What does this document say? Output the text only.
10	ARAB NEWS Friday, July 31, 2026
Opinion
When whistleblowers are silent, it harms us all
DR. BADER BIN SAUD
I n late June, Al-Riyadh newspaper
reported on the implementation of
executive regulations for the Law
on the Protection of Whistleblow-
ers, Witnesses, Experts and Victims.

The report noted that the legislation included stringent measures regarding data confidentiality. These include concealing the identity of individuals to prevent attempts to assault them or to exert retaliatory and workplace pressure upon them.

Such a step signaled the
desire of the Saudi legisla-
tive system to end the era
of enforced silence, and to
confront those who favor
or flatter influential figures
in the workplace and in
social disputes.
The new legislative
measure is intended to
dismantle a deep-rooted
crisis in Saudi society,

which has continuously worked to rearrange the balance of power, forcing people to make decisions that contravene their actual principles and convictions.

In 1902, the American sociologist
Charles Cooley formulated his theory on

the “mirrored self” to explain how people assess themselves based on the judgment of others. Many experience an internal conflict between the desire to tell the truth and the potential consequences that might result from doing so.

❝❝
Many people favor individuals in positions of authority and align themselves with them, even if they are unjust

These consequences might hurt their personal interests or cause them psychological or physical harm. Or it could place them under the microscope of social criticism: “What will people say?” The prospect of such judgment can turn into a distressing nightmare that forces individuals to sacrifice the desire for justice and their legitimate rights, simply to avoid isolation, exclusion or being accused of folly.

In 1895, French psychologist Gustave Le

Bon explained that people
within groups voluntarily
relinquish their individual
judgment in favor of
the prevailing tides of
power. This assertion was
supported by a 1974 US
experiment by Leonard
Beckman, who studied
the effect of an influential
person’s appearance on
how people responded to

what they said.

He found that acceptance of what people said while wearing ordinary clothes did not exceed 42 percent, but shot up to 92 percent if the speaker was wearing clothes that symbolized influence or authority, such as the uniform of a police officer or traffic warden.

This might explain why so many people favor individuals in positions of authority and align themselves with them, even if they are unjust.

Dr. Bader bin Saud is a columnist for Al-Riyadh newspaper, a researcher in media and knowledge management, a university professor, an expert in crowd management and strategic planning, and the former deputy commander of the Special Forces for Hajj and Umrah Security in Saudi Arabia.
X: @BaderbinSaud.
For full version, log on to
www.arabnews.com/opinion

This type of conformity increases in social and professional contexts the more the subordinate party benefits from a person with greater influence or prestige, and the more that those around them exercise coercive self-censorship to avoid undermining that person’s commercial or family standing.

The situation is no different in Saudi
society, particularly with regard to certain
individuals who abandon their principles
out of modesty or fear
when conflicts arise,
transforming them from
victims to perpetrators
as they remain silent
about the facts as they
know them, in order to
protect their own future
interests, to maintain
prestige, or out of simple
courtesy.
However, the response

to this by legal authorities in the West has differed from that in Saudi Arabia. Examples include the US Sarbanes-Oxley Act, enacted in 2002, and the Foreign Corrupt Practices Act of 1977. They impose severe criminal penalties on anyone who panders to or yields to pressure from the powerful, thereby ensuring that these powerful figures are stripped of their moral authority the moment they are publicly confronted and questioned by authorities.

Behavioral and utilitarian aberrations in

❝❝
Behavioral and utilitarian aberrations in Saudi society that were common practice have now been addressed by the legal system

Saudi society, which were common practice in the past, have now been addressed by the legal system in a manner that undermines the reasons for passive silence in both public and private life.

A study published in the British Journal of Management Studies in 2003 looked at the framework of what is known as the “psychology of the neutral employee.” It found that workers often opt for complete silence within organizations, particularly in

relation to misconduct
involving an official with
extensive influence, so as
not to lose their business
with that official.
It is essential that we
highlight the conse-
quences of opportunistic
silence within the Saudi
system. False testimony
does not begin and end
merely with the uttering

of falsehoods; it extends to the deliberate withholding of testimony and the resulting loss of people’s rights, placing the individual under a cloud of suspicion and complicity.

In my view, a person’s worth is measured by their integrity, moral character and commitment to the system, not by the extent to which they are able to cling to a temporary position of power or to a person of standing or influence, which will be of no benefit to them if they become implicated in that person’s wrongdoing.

● ● ● ●

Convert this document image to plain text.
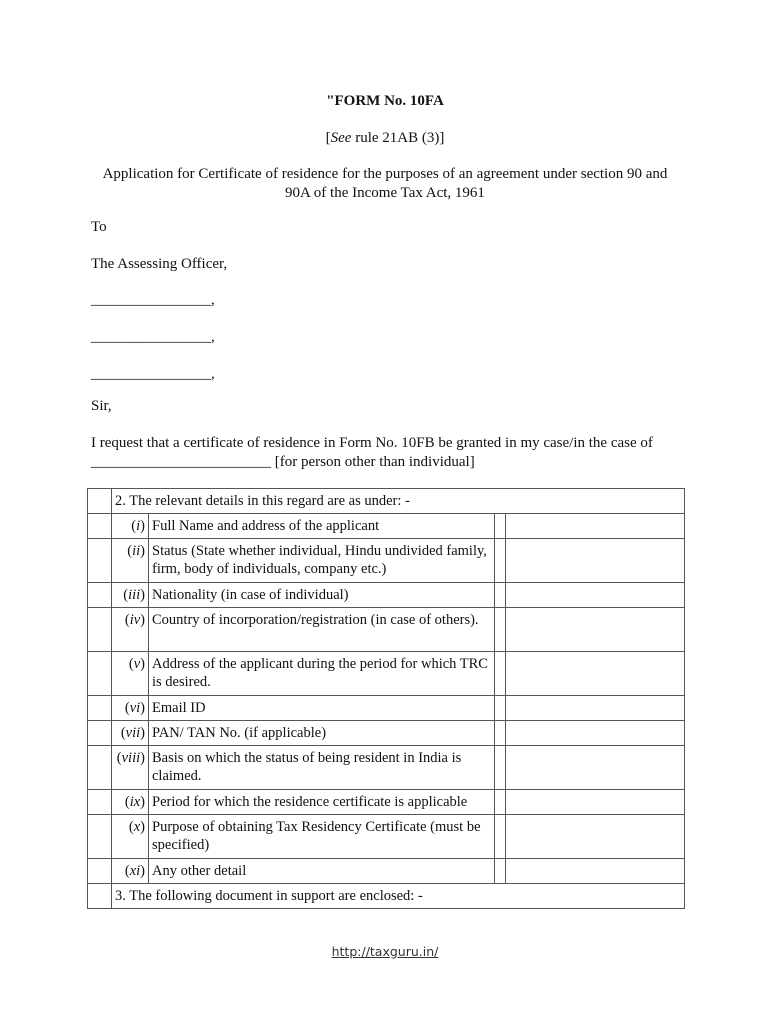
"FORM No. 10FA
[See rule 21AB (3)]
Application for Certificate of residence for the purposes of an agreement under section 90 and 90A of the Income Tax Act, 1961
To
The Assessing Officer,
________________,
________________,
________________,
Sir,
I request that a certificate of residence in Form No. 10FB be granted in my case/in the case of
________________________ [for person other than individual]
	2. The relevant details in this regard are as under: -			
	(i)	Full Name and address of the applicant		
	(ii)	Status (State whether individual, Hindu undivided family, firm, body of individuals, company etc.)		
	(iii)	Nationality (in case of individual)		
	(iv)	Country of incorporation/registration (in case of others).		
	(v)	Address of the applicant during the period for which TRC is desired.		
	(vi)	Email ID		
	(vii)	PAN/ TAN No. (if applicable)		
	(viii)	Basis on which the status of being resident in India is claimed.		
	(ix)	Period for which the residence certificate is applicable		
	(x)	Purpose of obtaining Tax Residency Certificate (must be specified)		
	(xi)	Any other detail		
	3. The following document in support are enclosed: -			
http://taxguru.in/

● ● ● ●

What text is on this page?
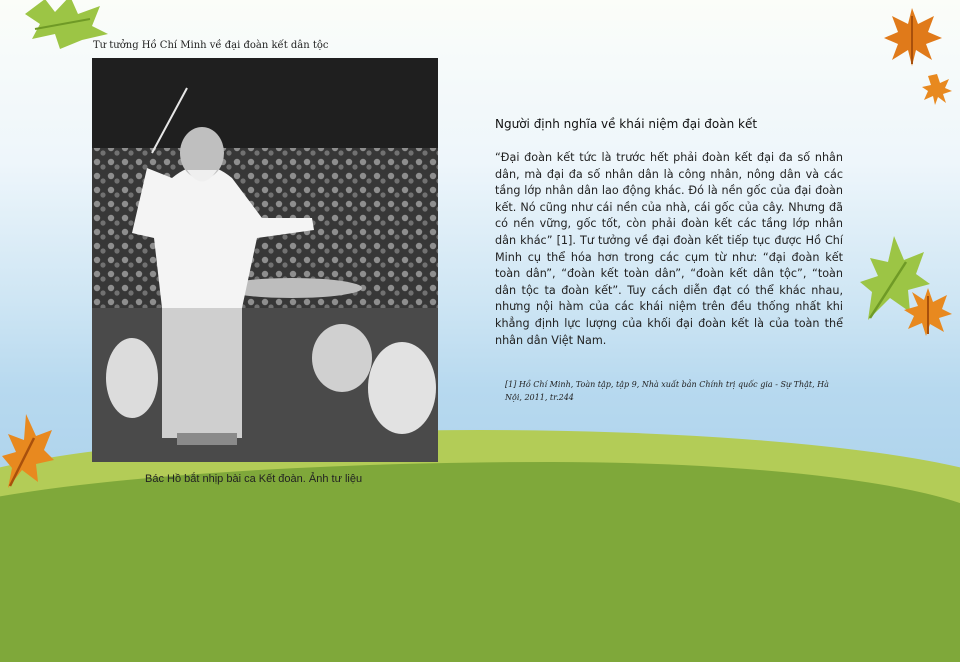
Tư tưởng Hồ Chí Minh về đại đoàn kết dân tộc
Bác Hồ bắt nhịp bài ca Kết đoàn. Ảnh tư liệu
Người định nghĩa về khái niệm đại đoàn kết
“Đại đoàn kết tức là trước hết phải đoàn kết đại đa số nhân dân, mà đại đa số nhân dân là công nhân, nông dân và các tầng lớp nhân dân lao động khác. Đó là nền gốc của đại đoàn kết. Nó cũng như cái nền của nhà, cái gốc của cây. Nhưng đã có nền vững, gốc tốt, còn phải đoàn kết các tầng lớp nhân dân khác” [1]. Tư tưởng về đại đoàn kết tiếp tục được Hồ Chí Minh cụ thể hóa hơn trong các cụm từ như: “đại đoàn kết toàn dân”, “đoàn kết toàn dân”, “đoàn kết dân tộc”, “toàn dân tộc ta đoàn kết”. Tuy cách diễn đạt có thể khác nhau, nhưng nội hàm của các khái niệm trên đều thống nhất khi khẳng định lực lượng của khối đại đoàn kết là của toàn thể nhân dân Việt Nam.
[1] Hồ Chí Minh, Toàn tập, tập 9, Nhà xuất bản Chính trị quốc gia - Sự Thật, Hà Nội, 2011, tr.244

● ● ● ●

WHAT TO WORK ON – Copy all lines from the material that hold "standing".

OUTPUT –
This type of conformity increases in social and professional contexts the more the subordinate party benefits from a person with greater influence or prestige, and the more that those around them exercise coercive self-censorship to avoid undermining that person’s commercial or family standing.
In my view, a person’s worth is measured by their integrity, moral character and commitment to the system, not by the extent to which they are able to cling to a temporary position of power or to a person of standing or influence, which will be of no benefit to them if they become implicated in that person’s wrongdoing.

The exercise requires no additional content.